Print the full listing exactly.

• **SUPPLIED MATERIAL**
┄┄┄┄┄┄┄┄┄┄

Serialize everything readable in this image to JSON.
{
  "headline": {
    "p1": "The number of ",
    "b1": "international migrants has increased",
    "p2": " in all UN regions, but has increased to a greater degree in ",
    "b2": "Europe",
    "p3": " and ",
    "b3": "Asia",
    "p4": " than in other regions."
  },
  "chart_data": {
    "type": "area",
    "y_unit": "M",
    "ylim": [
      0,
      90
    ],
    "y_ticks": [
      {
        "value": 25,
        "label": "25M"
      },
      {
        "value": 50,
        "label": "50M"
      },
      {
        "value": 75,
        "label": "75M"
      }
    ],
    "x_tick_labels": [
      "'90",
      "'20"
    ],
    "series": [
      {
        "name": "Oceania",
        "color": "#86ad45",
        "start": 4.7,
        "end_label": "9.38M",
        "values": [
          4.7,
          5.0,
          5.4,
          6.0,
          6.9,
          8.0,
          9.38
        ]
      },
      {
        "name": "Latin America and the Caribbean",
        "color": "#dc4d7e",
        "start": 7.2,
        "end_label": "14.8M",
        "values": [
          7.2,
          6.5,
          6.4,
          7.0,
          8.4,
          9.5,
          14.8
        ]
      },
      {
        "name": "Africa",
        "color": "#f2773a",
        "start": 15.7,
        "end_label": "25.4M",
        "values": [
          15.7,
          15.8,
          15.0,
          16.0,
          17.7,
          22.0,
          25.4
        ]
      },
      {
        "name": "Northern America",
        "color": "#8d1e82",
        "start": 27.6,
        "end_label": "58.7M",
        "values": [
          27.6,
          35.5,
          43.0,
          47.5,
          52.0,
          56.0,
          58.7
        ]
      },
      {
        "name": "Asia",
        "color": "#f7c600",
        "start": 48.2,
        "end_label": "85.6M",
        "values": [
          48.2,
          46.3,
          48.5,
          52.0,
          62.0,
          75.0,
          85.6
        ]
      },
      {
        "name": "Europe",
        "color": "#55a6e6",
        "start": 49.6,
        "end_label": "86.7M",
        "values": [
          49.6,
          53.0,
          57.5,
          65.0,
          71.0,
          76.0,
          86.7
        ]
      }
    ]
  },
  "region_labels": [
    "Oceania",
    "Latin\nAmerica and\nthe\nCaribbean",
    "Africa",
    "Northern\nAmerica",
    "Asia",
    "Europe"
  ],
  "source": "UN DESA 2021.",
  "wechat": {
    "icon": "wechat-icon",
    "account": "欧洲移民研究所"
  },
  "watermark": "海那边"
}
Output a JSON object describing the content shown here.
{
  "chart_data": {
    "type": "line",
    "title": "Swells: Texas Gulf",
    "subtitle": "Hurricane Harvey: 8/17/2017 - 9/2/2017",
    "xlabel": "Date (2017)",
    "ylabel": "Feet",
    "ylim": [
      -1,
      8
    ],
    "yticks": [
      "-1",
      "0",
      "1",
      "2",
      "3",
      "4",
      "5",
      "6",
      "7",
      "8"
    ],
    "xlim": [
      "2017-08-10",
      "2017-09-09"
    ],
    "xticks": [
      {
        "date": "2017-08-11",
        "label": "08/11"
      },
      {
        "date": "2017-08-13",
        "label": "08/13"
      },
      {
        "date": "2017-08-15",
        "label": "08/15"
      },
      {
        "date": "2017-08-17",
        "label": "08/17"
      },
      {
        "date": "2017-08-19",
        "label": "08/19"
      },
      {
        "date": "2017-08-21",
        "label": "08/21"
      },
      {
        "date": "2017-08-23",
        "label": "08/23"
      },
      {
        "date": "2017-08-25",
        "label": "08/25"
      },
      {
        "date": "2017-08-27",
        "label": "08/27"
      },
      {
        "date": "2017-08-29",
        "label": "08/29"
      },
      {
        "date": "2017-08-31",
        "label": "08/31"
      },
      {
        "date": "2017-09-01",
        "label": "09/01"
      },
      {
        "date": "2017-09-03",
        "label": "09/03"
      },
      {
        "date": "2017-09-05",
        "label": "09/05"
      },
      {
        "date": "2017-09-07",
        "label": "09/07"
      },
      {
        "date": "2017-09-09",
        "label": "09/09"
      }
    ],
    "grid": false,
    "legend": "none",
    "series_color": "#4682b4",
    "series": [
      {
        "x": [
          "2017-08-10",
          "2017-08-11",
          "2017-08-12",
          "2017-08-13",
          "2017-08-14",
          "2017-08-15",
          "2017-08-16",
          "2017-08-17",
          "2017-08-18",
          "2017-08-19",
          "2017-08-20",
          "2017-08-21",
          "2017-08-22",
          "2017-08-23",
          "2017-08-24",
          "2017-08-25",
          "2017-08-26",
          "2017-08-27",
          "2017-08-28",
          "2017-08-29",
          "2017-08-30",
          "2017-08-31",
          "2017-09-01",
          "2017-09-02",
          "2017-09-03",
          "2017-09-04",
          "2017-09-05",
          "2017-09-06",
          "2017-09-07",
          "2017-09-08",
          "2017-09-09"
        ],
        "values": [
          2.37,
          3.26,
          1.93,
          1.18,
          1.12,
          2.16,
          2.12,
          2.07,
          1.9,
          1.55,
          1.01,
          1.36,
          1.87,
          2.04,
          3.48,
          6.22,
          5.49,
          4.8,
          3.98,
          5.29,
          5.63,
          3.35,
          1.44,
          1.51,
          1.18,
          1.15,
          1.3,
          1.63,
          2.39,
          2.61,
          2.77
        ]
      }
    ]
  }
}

┄┄┄┄┄┄┄┄┄┄

• **SOLUTION TO THIS TASK**
Serialize everything readable in this image to JSON.
{
  "headline": {
    "p1": "The number of ",
    "b1": "international migrants has increased",
    "p2": " in all UN regions, but has increased to a greater degree in ",
    "b2": "Europe",
    "p3": " and ",
    "b3": "Asia",
    "p4": " than in other regions."
  },
  "chart_data": {
    "type": "area",
    "y_unit": "M",
    "ylim": [
      0,
      90
    ],
    "y_ticks": [
      {
        "value": 25,
        "label": "25M"
      },
      {
        "value": 50,
        "label": "50M"
      },
      {
        "value": 75,
        "label": "75M"
      }
    ],
    "x_tick_labels": [
      "'90",
      "'20"
    ],
    "series": [
      {
        "name": "Oceania",
        "color": "#86ad45",
        "start": 4.7,
        "end_label": "9.38M",
        "values": [
          4.7,
          5.0,
          5.4,
          6.0,
          6.9,
          8.0,
          9.38
        ]
      },
      {
        "name": "Latin America and the Caribbean",
        "color": "#dc4d7e",
        "start": 7.2,
        "end_label": "14.8M",
        "values": [
          7.2,
          6.5,
          6.4,
          7.0,
          8.4,
          9.5,
          14.8
        ]
      },
      {
        "name": "Africa",
        "color": "#f2773a",
        "start": 15.7,
        "end_label": "25.4M",
        "values": [
          15.7,
          15.8,
          15.0,
          16.0,
          17.7,
          22.0,
          25.4
        ]
      },
      {
        "name": "Northern America",
        "color": "#8d1e82",
        "start": 27.6,
        "end_label": "58.7M",
        "values": [
          27.6,
          35.5,
          43.0,
          47.5,
          52.0,
          56.0,
          58.7
        ]
      },
      {
        "name": "Asia",
        "color": "#f7c600",
        "start": 48.2,
        "end_label": "85.6M",
        "values": [
          48.2,
          46.3,
          48.5,
          52.0,
          62.0,
          75.0,
          85.6
        ]
      },
      {
        "name": "Europe",
        "color": "#55a6e6",
        "start": 49.6,
        "end_label": "86.7M",
        "values": [
          49.6,
          53.0,
          57.5,
          65.0,
          71.0,
          76.0,
          86.7
        ]
      }
    ]
  },
  "region_labels": [
    "Oceania",
    "Latin\nAmerica and\nthe\nCaribbean",
    "Africa",
    "Northern\nAmerica",
    "Asia",
    "Europe"
  ],
  "source": "UN DESA 2021.",
  "wechat": {
    "icon": "wechat-icon",
    "account": "欧洲移民研究所"
  },
  "watermark": "海那边"
}
Output a JSON object describing the content shown here.
{
  "chart_data": {
    "type": "line",
    "title": "Swells: Texas Gulf",
    "subtitle": "Hurricane Harvey: 8/17/2017 - 9/2/2017",
    "xlabel": "Date (2017)",
    "ylabel": "Feet",
    "ylim": [
      -1,
      8
    ],
    "yticks": [
      "-1",
      "0",
      "1",
      "2",
      "3",
      "4",
      "5",
      "6",
      "7",
      "8"
    ],
    "xlim": [
      "2017-08-10",
      "2017-09-09"
    ],
    "xticks": [
      {
        "date": "2017-08-11",
        "label": "08/11"
      },
      {
        "date": "2017-08-13",
        "label": "08/13"
      },
      {
        "date": "2017-08-15",
        "label": "08/15"
      },
      {
        "date": "2017-08-17",
        "label": "08/17"
      },
      {
        "date": "2017-08-19",
        "label": "08/19"
      },
      {
        "date": "2017-08-21",
        "label": "08/21"
      },
      {
        "date": "2017-08-23",
        "label": "08/23"
      },
      {
        "date": "2017-08-25",
        "label": "08/25"
      },
      {
        "date": "2017-08-27",
        "label": "08/27"
      },
      {
        "date": "2017-08-29",
        "label": "08/29"
      },
      {
        "date": "2017-08-31",
        "label": "08/31"
      },
      {
        "date": "2017-09-01",
        "label": "09/01"
      },
      {
        "date": "2017-09-03",
        "label": "09/03"
      },
      {
        "date": "2017-09-05",
        "label": "09/05"
      },
      {
        "date": "2017-09-07",
        "label": "09/07"
      },
      {
        "date": "2017-09-09",
        "label": "09/09"
      }
    ],
    "grid": false,
    "legend": "none",
    "series_color": "#4682b4",
    "series": [
      {
        "x": [
          "2017-08-10",
          "2017-08-11",
          "2017-08-12",
          "2017-08-13",
          "2017-08-14",
          "2017-08-15",
          "2017-08-16",
          "2017-08-17",
          "2017-08-18",
          "2017-08-19",
          "2017-08-20",
          "2017-08-21",
          "2017-08-22",
          "2017-08-23",
          "2017-08-24",
          "2017-08-25",
          "2017-08-26",
          "2017-08-27",
          "2017-08-28",
          "2017-08-29",
          "2017-08-30",
          "2017-08-31",
          "2017-09-01",
          "2017-09-02",
          "2017-09-03",
          "2017-09-04",
          "2017-09-05",
          "2017-09-06",
          "2017-09-07",
          "2017-09-08",
          "2017-09-09"
        ],
        "values": [
          2.37,
          3.26,
          1.93,
          1.18,
          1.12,
          2.16,
          2.12,
          2.07,
          1.9,
          1.55,
          1.01,
          1.36,
          1.87,
          2.04,
          3.48,
          6.22,
          5.49,
          4.8,
          3.98,
          5.29,
          5.63,
          3.35,
          1.44,
          1.51,
          1.18,
          1.15,
          1.3,
          1.63,
          2.39,
          2.61,
          2.77
        ]
      }
    ]
  }
}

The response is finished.